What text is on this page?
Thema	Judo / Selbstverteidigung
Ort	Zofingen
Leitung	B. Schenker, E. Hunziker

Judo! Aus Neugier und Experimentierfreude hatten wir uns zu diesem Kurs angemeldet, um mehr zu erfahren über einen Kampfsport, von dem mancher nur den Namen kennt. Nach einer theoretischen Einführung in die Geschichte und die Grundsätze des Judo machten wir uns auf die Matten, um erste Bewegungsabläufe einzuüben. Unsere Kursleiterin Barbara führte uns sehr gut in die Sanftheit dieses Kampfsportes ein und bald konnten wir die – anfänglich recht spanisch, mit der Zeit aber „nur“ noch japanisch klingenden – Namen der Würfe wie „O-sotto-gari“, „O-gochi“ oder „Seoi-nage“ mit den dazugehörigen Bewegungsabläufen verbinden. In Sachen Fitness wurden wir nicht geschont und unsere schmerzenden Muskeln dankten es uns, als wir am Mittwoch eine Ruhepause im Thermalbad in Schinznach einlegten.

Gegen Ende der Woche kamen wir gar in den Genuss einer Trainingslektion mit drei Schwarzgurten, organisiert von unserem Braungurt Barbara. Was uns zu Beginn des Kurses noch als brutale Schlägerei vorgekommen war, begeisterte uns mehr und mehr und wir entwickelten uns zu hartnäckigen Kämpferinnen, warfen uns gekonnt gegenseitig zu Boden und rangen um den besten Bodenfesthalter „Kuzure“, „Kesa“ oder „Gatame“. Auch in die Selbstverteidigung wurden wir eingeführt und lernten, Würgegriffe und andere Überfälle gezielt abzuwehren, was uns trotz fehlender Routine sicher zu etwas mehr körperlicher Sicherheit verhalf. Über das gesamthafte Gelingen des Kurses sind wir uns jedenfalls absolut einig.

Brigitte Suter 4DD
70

· · · · · · ·

Output every line above without altering anything.

What text is on this page?
Thema	Judo / Selbstverteidigung
Ort	Zofingen
Leitung	B. Schenker, E. Hunziker

Judo! Aus Neugier und Experimentierfreude hatten wir uns zu diesem Kurs angemeldet, um mehr zu erfahren über einen Kampfsport, von dem mancher nur den Namen kennt. Nach einer theoretischen Einführung in die Geschichte und die Grundsätze des Judo machten wir uns auf die Matten, um erste Bewegungsabläufe einzuüben. Unsere Kursleiterin Barbara führte uns sehr gut in die Sanftheit dieses Kampfsportes ein und bald konnten wir die – anfänglich recht spanisch, mit der Zeit aber „nur“ noch japanisch klingenden – Namen der Würfe wie „O-sotto-gari“, „O-gochi“ oder „Seoi-nage“ mit den dazugehörigen Bewegungsabläufen verbinden. In Sachen Fitness wurden wir nicht geschont und unsere schmerzenden Muskeln dankten es uns, als wir am Mittwoch eine Ruhepause im Thermalbad in Schinznach einlegten.

Gegen Ende der Woche kamen wir gar in den Genuss einer Trainingslektion mit drei Schwarzgurten, organisiert von unserem Braungurt Barbara. Was uns zu Beginn des Kurses noch als brutale Schlägerei vorgekommen war, begeisterte uns mehr und mehr und wir entwickelten uns zu hartnäckigen Kämpferinnen, warfen uns gekonnt gegenseitig zu Boden und rangen um den besten Bodenfesthalter „Kuzure“, „Kesa“ oder „Gatame“. Auch in die Selbstverteidigung wurden wir eingeführt und lernten, Würgegriffe und andere Überfälle gezielt abzuwehren, was uns trotz fehlender Routine sicher zu etwas mehr körperlicher Sicherheit verhalf. Über das gesamthafte Gelingen des Kurses sind wir uns jedenfalls absolut einig.

Brigitte Suter 4DD
70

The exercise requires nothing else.